**Records for the task:**

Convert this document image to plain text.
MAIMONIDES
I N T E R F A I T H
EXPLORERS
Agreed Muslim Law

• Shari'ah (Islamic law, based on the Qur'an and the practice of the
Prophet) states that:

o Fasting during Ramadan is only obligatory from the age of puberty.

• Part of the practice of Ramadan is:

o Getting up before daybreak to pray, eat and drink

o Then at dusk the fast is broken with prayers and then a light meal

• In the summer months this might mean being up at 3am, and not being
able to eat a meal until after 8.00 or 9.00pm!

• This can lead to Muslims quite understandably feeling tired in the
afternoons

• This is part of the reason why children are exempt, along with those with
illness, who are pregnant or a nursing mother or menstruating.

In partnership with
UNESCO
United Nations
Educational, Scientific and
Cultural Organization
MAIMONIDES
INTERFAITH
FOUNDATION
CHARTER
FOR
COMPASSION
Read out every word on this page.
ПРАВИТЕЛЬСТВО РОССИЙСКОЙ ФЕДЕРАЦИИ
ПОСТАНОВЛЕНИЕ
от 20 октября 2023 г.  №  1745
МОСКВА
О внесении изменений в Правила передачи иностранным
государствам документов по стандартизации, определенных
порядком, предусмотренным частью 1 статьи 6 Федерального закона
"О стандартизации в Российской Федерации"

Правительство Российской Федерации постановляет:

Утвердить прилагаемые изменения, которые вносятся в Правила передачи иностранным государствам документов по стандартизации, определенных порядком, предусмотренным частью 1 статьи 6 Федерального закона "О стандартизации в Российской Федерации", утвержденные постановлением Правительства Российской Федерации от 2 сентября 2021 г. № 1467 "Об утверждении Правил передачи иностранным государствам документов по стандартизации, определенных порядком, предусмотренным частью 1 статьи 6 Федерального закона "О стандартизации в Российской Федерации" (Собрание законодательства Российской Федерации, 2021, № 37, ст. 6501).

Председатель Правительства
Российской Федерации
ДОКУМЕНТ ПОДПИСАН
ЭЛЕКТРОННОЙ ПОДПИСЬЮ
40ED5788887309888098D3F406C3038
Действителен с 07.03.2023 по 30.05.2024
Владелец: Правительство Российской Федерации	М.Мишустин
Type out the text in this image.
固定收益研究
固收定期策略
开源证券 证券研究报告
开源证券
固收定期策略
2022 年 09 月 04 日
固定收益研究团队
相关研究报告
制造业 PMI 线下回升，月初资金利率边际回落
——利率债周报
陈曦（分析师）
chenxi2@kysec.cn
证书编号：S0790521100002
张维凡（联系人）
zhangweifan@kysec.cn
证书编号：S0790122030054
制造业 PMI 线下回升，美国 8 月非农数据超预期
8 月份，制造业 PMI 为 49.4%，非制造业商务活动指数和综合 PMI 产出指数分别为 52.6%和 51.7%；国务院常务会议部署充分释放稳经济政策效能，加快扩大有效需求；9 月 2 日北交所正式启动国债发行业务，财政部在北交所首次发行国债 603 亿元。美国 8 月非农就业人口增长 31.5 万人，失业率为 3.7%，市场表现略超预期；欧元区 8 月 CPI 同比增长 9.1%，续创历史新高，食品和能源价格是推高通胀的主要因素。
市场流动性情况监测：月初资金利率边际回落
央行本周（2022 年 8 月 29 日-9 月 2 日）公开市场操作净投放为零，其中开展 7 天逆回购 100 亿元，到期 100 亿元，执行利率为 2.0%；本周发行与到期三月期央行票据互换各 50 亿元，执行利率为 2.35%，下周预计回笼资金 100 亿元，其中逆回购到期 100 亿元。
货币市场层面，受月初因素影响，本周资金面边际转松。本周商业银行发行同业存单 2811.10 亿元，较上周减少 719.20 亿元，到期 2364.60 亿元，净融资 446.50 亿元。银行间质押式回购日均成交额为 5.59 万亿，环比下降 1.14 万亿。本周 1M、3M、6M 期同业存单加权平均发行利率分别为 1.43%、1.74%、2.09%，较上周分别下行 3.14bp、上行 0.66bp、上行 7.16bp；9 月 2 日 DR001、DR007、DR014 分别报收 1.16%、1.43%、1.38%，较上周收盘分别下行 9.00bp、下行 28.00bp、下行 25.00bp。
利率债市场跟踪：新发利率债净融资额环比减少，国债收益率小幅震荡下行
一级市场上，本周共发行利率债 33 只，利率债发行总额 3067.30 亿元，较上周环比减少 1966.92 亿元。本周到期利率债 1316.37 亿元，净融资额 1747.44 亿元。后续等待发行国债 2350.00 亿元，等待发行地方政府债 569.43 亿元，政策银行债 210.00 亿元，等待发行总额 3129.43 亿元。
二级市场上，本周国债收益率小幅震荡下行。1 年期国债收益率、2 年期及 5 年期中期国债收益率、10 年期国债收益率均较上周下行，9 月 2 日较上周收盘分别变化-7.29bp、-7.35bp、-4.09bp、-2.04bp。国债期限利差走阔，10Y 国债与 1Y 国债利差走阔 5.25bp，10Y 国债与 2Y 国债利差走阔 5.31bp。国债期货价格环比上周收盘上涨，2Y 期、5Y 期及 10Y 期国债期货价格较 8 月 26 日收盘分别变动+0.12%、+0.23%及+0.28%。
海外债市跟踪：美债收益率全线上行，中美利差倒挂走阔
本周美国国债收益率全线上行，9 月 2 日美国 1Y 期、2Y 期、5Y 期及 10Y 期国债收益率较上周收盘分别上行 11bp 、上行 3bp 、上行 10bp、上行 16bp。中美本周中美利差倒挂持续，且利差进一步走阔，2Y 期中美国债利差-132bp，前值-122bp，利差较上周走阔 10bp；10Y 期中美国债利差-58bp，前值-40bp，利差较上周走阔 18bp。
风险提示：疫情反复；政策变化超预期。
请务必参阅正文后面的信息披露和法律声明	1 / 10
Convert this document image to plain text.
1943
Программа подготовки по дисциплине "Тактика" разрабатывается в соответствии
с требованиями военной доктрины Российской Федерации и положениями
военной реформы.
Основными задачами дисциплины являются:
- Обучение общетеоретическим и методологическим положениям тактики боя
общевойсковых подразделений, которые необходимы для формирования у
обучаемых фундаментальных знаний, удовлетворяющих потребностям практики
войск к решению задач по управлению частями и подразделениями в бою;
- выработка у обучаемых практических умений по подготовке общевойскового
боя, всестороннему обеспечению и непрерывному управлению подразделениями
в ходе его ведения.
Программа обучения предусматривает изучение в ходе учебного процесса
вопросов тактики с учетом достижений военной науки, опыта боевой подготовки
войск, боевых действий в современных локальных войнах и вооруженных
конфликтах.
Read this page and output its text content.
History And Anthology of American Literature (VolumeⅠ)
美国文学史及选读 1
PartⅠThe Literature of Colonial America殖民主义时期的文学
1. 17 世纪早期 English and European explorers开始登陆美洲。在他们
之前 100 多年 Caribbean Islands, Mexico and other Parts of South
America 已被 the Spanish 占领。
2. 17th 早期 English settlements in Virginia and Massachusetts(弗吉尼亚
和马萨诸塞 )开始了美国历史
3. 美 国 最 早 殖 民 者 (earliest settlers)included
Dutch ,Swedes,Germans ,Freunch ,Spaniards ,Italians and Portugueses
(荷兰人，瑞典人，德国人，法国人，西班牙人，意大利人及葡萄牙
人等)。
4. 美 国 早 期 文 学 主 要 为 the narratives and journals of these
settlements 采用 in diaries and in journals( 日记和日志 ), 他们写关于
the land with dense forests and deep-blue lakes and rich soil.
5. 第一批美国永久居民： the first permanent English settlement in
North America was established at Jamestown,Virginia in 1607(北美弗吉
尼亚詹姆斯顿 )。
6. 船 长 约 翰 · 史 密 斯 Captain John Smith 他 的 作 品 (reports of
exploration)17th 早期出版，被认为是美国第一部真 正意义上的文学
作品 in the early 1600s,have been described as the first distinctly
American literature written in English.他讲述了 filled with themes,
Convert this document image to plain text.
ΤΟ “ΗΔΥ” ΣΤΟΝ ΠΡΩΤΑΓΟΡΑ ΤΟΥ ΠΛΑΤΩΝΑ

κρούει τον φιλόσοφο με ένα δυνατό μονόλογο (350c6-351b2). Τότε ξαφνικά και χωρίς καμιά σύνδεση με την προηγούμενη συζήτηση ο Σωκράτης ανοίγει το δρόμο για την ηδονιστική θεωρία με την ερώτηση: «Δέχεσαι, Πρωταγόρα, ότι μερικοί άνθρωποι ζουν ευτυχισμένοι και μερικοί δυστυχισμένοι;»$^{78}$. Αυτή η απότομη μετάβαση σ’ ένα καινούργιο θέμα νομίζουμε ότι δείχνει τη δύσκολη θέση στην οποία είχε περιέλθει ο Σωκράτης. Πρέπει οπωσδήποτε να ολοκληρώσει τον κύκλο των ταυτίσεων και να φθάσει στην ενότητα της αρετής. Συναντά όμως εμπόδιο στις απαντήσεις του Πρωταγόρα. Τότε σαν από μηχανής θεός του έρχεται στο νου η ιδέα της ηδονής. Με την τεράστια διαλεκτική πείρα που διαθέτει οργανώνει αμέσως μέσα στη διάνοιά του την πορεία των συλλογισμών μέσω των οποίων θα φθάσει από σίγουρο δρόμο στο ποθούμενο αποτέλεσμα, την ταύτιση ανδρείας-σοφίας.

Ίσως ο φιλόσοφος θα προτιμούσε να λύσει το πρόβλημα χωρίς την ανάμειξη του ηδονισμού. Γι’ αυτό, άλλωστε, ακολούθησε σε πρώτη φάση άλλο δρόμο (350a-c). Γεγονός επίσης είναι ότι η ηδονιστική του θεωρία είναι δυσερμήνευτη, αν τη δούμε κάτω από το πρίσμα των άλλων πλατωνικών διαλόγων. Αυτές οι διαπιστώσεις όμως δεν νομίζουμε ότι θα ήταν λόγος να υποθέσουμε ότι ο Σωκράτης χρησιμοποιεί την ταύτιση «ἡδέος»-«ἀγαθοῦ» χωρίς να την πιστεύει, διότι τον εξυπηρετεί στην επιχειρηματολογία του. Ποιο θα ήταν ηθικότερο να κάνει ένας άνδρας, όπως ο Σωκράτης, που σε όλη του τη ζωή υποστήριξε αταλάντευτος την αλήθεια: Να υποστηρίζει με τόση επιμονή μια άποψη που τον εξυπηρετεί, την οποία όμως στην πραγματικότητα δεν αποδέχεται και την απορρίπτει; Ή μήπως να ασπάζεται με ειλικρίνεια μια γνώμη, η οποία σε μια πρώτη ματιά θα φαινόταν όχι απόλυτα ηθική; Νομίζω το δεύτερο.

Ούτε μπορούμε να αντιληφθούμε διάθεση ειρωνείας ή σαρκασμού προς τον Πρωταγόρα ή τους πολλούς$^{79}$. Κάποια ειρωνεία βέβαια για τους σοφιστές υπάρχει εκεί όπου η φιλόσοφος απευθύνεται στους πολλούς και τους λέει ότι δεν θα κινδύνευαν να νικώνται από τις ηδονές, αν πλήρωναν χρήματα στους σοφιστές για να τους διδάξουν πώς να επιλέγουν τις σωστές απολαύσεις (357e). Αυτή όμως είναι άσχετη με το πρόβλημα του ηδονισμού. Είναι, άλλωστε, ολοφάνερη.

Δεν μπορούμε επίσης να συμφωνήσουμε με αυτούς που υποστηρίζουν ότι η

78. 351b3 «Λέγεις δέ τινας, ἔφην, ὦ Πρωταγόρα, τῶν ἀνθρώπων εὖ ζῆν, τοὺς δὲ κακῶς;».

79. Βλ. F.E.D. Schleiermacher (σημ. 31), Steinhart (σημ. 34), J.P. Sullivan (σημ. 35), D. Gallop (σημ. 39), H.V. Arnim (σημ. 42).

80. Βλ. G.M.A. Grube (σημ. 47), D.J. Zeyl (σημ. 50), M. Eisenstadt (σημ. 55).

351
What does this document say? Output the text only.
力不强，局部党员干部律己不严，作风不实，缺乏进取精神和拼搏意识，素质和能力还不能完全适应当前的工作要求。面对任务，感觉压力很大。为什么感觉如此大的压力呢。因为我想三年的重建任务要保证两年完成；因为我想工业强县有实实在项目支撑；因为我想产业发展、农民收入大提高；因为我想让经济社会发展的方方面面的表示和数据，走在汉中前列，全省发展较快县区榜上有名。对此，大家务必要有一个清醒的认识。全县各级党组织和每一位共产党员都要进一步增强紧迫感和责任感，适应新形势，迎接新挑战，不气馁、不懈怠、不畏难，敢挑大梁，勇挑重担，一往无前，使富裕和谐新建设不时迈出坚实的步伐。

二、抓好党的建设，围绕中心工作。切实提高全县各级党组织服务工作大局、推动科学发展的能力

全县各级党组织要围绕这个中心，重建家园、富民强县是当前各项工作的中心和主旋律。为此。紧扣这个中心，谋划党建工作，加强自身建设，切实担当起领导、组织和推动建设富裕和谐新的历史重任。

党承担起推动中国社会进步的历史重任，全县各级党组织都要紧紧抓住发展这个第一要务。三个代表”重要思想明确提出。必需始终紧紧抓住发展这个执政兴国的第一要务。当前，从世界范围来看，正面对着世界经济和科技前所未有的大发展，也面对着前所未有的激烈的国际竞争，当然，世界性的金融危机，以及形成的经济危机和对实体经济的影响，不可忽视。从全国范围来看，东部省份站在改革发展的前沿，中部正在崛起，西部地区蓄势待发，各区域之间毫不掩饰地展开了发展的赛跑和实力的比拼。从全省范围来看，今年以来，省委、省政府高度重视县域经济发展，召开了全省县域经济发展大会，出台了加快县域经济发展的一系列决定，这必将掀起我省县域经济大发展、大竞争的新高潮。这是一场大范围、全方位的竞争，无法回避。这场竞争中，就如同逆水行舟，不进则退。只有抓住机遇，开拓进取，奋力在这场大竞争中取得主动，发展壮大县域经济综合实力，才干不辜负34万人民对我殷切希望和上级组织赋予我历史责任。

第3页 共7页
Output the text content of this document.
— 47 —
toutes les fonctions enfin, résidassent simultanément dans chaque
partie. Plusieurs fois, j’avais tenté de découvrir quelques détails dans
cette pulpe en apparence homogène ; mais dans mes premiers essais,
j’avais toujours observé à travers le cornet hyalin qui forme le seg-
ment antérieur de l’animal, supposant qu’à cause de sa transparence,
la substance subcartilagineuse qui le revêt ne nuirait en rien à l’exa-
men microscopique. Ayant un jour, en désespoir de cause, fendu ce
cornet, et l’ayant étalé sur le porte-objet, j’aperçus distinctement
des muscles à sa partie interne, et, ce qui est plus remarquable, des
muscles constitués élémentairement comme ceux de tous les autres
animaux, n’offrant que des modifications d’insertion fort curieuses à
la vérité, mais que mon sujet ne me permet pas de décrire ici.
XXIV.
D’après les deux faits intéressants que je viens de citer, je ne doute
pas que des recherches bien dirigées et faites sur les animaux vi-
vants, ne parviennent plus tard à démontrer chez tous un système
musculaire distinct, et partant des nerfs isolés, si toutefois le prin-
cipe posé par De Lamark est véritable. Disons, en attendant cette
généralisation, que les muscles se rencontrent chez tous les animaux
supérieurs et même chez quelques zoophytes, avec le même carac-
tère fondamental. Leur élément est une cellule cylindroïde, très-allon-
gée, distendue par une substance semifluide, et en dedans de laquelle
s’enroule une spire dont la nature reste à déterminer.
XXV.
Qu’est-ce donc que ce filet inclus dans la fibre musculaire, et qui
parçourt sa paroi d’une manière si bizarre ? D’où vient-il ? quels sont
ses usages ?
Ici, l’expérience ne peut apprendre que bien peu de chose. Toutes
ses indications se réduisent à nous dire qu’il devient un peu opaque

**Exercise brief:** Select and copy each line from the data that includes the word "月初资金利率边际回落".

**Complete output:**
制造业 PMI 线下回升，月初资金利率边际回落
市场流动性情况监测：月初资金利率边际回落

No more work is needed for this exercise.